__Exercise directions__
Gather each line containing the string "WOODHOUSE" from these entries.

Some records
+-------+

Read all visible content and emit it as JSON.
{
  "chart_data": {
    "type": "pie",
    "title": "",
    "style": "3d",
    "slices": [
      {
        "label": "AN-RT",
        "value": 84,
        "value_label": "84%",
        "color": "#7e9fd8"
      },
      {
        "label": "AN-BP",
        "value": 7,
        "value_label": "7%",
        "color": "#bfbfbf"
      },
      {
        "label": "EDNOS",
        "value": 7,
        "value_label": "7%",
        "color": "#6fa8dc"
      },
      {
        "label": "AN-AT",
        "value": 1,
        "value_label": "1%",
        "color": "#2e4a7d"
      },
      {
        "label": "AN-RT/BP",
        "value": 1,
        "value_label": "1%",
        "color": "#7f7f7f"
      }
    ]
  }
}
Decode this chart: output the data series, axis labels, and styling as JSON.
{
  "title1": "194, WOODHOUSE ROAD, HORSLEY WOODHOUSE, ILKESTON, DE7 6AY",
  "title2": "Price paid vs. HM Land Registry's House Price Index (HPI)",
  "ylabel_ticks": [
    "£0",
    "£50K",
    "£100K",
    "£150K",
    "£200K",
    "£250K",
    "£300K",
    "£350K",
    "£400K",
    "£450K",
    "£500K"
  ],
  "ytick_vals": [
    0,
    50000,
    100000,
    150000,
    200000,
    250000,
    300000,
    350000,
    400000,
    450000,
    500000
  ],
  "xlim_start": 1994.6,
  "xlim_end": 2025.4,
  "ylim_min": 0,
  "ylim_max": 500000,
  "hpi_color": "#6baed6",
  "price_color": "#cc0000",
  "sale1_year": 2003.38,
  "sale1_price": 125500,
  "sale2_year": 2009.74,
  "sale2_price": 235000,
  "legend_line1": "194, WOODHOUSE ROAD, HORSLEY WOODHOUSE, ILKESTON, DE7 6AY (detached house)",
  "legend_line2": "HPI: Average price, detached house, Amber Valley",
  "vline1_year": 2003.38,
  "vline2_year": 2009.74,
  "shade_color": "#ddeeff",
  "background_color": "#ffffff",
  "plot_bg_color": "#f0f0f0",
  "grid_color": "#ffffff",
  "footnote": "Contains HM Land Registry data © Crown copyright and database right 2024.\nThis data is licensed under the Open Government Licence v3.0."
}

+-------+

__Complete answer__
  "title1": "194, WOODHOUSE ROAD, HORSLEY WOODHOUSE, ILKESTON, DE7 6AY",
  "legend_line1": "194, WOODHOUSE ROAD, HORSLEY WOODHOUSE, ILKESTON, DE7 6AY (detached house)",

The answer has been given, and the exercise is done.